● **Challenge**
Without the pictures, output the records below word for word.
# Dataset entries start
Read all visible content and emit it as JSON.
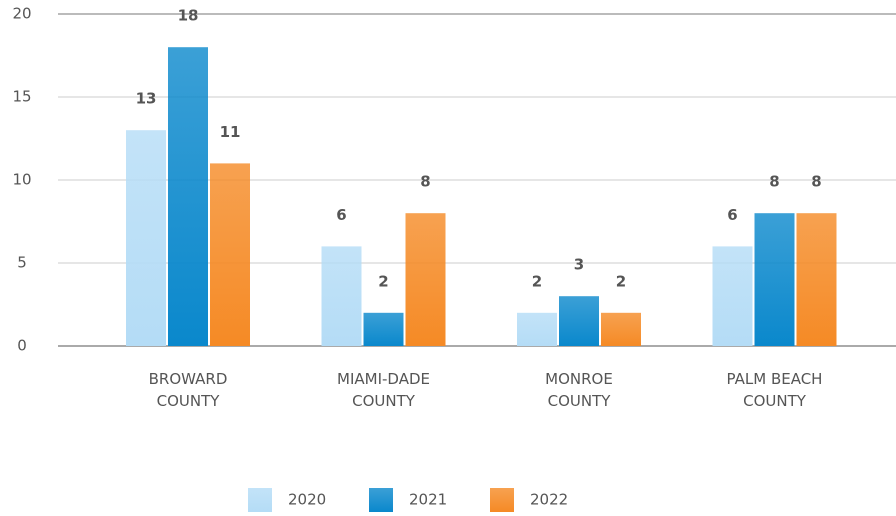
{
  "chart_data": {
    "type": "bar",
    "categories": [
      "BROWARD COUNTY",
      "MIAMI-DADE COUNTY",
      "MONROE COUNTY",
      "PALM BEACH COUNTY"
    ],
    "series": [
      {
        "name": "2020",
        "color": "#b4dcf6",
        "values": [
          13,
          6,
          2,
          6
        ]
      },
      {
        "name": "2021",
        "color": "#0a88cc",
        "values": [
          18,
          2,
          3,
          8
        ]
      },
      {
        "name": "2022",
        "color": "#f58a25",
        "values": [
          11,
          8,
          2,
          8
        ]
      }
    ],
    "ylim": [
      0,
      20
    ],
    "yticks": [
      0,
      5,
      10,
      15,
      20
    ],
    "grid": true
  }
}
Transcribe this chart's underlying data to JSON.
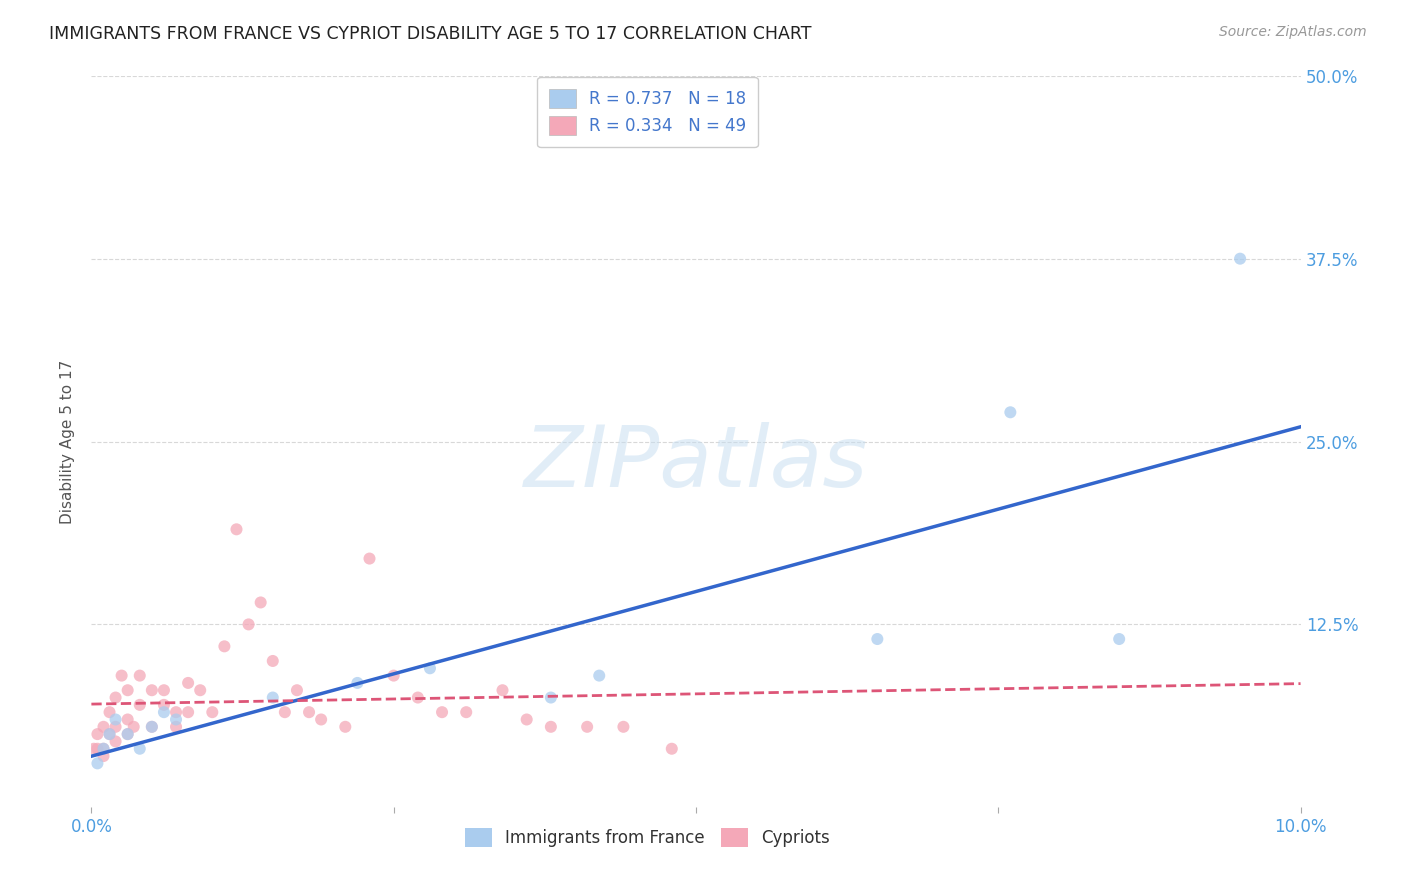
{
  "title": "IMMIGRANTS FROM FRANCE VS CYPRIOT DISABILITY AGE 5 TO 17 CORRELATION CHART",
  "source": "Source: ZipAtlas.com",
  "ylabel": "Disability Age 5 to 17",
  "xlim": [
    0.0,
    0.1
  ],
  "ylim": [
    0.0,
    0.5
  ],
  "ytick_labels": [
    "12.5%",
    "25.0%",
    "37.5%",
    "50.0%"
  ],
  "ytick_positions": [
    0.125,
    0.25,
    0.375,
    0.5
  ],
  "background_color": "#ffffff",
  "grid_color": "#d8d8d8",
  "axis_color": "#4d9de0",
  "blue_scatter_x": [
    0.0005,
    0.001,
    0.0015,
    0.002,
    0.003,
    0.004,
    0.005,
    0.006,
    0.007,
    0.015,
    0.022,
    0.028,
    0.038,
    0.042,
    0.065,
    0.076,
    0.085,
    0.095
  ],
  "blue_scatter_y": [
    0.03,
    0.04,
    0.05,
    0.06,
    0.05,
    0.04,
    0.055,
    0.065,
    0.06,
    0.075,
    0.085,
    0.095,
    0.075,
    0.09,
    0.115,
    0.27,
    0.115,
    0.375
  ],
  "pink_scatter_x": [
    0.0002,
    0.0005,
    0.0005,
    0.001,
    0.001,
    0.001,
    0.0015,
    0.0015,
    0.002,
    0.002,
    0.002,
    0.0025,
    0.003,
    0.003,
    0.003,
    0.0035,
    0.004,
    0.004,
    0.005,
    0.005,
    0.006,
    0.006,
    0.007,
    0.007,
    0.008,
    0.008,
    0.009,
    0.01,
    0.011,
    0.012,
    0.013,
    0.014,
    0.015,
    0.016,
    0.017,
    0.018,
    0.019,
    0.021,
    0.023,
    0.025,
    0.027,
    0.029,
    0.031,
    0.034,
    0.036,
    0.038,
    0.041,
    0.044,
    0.048
  ],
  "pink_scatter_y": [
    0.04,
    0.05,
    0.04,
    0.055,
    0.04,
    0.035,
    0.065,
    0.05,
    0.075,
    0.055,
    0.045,
    0.09,
    0.08,
    0.06,
    0.05,
    0.055,
    0.09,
    0.07,
    0.08,
    0.055,
    0.08,
    0.07,
    0.065,
    0.055,
    0.085,
    0.065,
    0.08,
    0.065,
    0.11,
    0.19,
    0.125,
    0.14,
    0.1,
    0.065,
    0.08,
    0.065,
    0.06,
    0.055,
    0.17,
    0.09,
    0.075,
    0.065,
    0.065,
    0.08,
    0.06,
    0.055,
    0.055,
    0.055,
    0.04
  ],
  "blue_color": "#aaccee",
  "pink_color": "#f4a8b8",
  "blue_line_color": "#3366cc",
  "pink_line_color": "#dd5577",
  "legend_text_color": "#4477cc",
  "dot_size": 75,
  "legend_r1": "R = 0.737",
  "legend_n1": "N = 18",
  "legend_r2": "R = 0.334",
  "legend_n2": "N = 49",
  "watermark_text": "ZIPatlas",
  "watermark_color": "#c5ddf0",
  "watermark_alpha": 0.5
}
# Dataset entries end
● **Exercise result**
Read all visible content and emit it as JSON.
{
  "chart_data": {
    "type": "bar",
    "categories": [
      "BROWARD COUNTY",
      "MIAMI-DADE COUNTY",
      "MONROE COUNTY",
      "PALM BEACH COUNTY"
    ],
    "series": [
      {
        "name": "2020",
        "color": "#b4dcf6",
        "values": [
          13,
          6,
          2,
          6
        ]
      },
      {
        "name": "2021",
        "color": "#0a88cc",
        "values": [
          18,
          2,
          3,
          8
        ]
      },
      {
        "name": "2022",
        "color": "#f58a25",
        "values": [
          11,
          8,
          2,
          8
        ]
      }
    ],
    "ylim": [
      0,
      20
    ],
    "yticks": [
      0,
      5,
      10,
      15,
      20
    ],
    "grid": true
  }
}
Transcribe this chart's underlying data to JSON.
{
  "title": "IMMIGRANTS FROM FRANCE VS CYPRIOT DISABILITY AGE 5 TO 17 CORRELATION CHART",
  "source": "Source: ZipAtlas.com",
  "ylabel": "Disability Age 5 to 17",
  "xlim": [
    0.0,
    0.1
  ],
  "ylim": [
    0.0,
    0.5
  ],
  "ytick_labels": [
    "12.5%",
    "25.0%",
    "37.5%",
    "50.0%"
  ],
  "ytick_positions": [
    0.125,
    0.25,
    0.375,
    0.5
  ],
  "background_color": "#ffffff",
  "grid_color": "#d8d8d8",
  "axis_color": "#4d9de0",
  "blue_scatter_x": [
    0.0005,
    0.001,
    0.0015,
    0.002,
    0.003,
    0.004,
    0.005,
    0.006,
    0.007,
    0.015,
    0.022,
    0.028,
    0.038,
    0.042,
    0.065,
    0.076,
    0.085,
    0.095
  ],
  "blue_scatter_y": [
    0.03,
    0.04,
    0.05,
    0.06,
    0.05,
    0.04,
    0.055,
    0.065,
    0.06,
    0.075,
    0.085,
    0.095,
    0.075,
    0.09,
    0.115,
    0.27,
    0.115,
    0.375
  ],
  "pink_scatter_x": [
    0.0002,
    0.0005,
    0.0005,
    0.001,
    0.001,
    0.001,
    0.0015,
    0.0015,
    0.002,
    0.002,
    0.002,
    0.0025,
    0.003,
    0.003,
    0.003,
    0.0035,
    0.004,
    0.004,
    0.005,
    0.005,
    0.006,
    0.006,
    0.007,
    0.007,
    0.008,
    0.008,
    0.009,
    0.01,
    0.011,
    0.012,
    0.013,
    0.014,
    0.015,
    0.016,
    0.017,
    0.018,
    0.019,
    0.021,
    0.023,
    0.025,
    0.027,
    0.029,
    0.031,
    0.034,
    0.036,
    0.038,
    0.041,
    0.044,
    0.048
  ],
  "pink_scatter_y": [
    0.04,
    0.05,
    0.04,
    0.055,
    0.04,
    0.035,
    0.065,
    0.05,
    0.075,
    0.055,
    0.045,
    0.09,
    0.08,
    0.06,
    0.05,
    0.055,
    0.09,
    0.07,
    0.08,
    0.055,
    0.08,
    0.07,
    0.065,
    0.055,
    0.085,
    0.065,
    0.08,
    0.065,
    0.11,
    0.19,
    0.125,
    0.14,
    0.1,
    0.065,
    0.08,
    0.065,
    0.06,
    0.055,
    0.17,
    0.09,
    0.075,
    0.065,
    0.065,
    0.08,
    0.06,
    0.055,
    0.055,
    0.055,
    0.04
  ],
  "blue_color": "#aaccee",
  "pink_color": "#f4a8b8",
  "blue_line_color": "#3366cc",
  "pink_line_color": "#dd5577",
  "legend_text_color": "#4477cc",
  "dot_size": 75,
  "legend_r1": "R = 0.737",
  "legend_n1": "N = 18",
  "legend_r2": "R = 0.334",
  "legend_n2": "N = 49",
  "watermark_text": "ZIPatlas",
  "watermark_color": "#c5ddf0",
  "watermark_alpha": 0.5
}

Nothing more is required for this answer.